- **Exercise goal**: Each line that holds the word "left" counts once. Give the total number of such lines and nothing else.

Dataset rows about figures
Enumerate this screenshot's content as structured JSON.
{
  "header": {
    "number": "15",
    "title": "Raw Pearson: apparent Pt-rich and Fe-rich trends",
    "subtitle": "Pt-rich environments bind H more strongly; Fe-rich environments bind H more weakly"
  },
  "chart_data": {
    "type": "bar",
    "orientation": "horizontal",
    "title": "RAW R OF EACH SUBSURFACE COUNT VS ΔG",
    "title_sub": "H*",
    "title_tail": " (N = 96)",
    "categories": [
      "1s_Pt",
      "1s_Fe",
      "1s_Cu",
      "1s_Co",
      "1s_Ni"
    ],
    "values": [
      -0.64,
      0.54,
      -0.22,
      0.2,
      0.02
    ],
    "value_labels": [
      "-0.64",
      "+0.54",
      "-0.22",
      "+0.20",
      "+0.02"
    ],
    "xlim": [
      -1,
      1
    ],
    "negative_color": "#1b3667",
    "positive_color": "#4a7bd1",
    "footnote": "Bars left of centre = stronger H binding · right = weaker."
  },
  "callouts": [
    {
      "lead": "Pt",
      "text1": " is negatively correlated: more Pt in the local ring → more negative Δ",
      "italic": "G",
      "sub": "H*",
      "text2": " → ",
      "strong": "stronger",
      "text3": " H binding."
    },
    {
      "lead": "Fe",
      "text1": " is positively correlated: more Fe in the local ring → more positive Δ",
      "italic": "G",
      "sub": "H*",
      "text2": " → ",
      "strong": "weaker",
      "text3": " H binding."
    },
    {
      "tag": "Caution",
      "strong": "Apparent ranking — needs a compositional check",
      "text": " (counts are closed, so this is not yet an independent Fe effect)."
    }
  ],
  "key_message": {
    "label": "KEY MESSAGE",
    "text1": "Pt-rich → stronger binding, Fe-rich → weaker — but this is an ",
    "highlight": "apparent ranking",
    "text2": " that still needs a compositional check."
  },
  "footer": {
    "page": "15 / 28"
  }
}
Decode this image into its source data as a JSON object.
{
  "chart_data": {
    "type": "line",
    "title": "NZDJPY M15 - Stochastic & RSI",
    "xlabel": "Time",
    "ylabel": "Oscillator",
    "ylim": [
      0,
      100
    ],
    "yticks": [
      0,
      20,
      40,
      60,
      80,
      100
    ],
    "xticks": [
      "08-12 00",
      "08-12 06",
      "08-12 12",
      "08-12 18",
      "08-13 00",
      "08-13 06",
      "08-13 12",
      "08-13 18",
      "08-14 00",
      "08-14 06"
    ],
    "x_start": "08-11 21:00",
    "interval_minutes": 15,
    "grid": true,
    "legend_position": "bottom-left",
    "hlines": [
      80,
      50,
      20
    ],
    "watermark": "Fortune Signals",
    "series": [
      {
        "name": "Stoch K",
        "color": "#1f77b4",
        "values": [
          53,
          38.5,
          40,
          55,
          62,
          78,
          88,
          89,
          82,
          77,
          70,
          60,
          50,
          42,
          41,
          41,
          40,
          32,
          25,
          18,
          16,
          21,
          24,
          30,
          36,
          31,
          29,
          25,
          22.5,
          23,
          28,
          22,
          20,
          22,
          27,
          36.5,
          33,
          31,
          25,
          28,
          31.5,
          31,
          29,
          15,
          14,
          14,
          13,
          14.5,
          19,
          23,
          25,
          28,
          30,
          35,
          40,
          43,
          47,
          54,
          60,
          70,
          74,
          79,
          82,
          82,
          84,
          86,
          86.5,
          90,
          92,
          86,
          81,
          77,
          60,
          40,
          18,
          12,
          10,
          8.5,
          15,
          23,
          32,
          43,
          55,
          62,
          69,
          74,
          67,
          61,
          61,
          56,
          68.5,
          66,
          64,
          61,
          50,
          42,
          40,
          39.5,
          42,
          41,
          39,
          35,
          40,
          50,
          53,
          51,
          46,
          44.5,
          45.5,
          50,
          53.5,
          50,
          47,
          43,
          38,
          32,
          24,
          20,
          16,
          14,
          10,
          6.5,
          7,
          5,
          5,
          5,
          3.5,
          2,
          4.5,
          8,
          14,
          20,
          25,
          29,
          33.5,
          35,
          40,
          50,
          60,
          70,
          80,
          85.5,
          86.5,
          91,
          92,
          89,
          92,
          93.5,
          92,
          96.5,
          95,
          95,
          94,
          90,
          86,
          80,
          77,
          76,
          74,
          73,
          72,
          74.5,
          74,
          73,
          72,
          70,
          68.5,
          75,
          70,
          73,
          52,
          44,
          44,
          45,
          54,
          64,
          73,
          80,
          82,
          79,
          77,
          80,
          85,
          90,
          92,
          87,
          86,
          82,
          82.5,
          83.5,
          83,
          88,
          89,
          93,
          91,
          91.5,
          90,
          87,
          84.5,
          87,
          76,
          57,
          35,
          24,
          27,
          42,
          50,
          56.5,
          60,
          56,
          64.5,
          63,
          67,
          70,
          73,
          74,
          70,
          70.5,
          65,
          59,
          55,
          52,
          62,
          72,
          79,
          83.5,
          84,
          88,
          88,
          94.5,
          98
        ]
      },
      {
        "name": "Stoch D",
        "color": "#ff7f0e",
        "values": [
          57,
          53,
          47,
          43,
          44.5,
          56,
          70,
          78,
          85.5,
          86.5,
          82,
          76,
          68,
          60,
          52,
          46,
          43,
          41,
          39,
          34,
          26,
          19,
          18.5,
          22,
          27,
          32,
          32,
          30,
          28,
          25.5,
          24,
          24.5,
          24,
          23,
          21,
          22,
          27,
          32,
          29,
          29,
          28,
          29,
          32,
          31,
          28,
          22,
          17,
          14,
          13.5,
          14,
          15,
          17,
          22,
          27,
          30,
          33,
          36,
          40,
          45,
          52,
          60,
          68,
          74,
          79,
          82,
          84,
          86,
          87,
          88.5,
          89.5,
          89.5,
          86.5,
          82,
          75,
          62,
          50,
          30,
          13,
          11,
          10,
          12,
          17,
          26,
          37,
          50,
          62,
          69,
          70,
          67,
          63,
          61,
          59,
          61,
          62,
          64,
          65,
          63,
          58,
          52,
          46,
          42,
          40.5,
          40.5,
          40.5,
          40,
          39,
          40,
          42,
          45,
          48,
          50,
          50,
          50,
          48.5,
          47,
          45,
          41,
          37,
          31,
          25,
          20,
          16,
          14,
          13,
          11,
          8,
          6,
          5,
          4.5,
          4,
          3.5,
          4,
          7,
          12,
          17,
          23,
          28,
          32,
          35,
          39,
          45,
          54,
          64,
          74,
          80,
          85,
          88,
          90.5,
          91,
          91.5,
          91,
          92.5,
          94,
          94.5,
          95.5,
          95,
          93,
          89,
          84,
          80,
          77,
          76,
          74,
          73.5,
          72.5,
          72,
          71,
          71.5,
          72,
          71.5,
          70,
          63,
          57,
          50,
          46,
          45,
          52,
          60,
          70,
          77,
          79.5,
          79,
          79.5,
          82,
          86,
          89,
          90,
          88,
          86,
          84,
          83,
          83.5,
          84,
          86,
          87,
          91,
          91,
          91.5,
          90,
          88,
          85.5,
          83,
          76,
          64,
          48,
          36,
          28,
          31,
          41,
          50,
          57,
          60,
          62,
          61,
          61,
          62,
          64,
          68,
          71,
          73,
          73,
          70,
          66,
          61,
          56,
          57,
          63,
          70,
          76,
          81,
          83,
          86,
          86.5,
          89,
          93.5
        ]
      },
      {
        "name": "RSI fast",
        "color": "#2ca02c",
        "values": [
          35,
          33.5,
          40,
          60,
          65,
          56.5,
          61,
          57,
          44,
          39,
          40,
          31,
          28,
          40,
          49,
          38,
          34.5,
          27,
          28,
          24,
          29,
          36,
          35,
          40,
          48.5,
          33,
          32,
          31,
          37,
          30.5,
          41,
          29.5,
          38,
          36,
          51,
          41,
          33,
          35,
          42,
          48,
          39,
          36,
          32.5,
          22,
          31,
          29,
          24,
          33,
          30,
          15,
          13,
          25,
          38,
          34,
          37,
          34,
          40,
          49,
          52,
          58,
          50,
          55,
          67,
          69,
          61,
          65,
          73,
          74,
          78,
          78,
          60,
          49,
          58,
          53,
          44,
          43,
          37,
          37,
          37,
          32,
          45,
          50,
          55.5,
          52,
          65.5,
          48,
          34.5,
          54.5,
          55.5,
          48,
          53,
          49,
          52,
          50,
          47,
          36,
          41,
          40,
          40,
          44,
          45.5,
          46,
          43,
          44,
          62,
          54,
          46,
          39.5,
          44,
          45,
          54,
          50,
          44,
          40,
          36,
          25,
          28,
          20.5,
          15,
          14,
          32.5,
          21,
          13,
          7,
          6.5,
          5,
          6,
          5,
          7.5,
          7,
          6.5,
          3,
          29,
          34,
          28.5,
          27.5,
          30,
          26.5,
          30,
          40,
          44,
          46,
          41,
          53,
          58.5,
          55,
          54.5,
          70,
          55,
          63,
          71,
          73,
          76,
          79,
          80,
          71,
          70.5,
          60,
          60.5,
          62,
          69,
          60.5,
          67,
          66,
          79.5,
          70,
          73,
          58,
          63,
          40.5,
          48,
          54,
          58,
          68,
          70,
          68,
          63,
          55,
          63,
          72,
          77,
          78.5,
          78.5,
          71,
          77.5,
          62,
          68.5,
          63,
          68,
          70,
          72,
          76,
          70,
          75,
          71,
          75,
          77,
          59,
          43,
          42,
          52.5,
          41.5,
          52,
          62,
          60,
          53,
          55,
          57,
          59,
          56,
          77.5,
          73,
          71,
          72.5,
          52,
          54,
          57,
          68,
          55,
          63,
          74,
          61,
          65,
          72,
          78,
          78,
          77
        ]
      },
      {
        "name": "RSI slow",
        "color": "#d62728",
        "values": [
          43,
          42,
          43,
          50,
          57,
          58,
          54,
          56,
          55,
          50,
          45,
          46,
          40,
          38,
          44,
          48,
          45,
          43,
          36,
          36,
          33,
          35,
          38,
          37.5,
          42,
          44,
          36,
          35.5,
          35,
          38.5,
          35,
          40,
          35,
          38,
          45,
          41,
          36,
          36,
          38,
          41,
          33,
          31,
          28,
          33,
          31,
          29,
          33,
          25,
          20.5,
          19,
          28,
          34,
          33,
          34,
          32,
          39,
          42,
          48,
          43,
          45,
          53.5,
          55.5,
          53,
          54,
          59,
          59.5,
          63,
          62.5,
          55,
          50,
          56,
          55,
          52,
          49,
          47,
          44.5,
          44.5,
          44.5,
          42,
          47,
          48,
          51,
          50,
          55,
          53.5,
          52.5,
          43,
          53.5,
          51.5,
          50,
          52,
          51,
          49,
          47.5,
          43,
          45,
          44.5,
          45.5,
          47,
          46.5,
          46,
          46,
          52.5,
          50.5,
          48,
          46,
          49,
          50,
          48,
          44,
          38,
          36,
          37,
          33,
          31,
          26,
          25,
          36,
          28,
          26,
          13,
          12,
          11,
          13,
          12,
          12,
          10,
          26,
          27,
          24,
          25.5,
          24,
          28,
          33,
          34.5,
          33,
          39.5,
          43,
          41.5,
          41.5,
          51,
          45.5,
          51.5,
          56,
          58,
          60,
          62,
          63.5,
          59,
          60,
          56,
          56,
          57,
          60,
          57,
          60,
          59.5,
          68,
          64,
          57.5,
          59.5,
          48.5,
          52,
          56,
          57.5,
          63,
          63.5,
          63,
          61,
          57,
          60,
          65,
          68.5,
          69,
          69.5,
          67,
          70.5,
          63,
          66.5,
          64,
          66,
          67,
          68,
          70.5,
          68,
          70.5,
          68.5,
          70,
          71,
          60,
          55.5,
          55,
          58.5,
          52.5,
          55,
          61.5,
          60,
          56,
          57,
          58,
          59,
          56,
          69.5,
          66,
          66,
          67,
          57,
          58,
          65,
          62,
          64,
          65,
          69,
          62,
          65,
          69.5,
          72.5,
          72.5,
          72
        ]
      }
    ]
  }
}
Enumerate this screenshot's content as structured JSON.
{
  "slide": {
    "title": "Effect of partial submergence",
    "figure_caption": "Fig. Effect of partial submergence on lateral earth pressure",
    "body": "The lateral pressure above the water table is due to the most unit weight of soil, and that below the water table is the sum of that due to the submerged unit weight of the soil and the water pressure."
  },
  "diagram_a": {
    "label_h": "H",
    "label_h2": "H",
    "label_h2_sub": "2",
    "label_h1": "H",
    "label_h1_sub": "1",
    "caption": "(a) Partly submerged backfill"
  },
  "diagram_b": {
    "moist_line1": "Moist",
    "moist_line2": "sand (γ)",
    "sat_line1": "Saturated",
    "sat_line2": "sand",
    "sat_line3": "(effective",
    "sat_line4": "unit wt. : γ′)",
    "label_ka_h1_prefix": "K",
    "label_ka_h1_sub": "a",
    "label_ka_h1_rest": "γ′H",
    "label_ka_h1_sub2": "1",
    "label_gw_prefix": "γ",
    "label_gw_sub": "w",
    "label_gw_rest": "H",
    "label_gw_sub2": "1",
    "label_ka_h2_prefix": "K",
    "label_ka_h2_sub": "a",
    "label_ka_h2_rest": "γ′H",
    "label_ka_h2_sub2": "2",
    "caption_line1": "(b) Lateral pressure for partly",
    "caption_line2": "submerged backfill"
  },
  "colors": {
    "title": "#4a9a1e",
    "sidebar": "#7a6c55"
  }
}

- **Exercise answer**: 2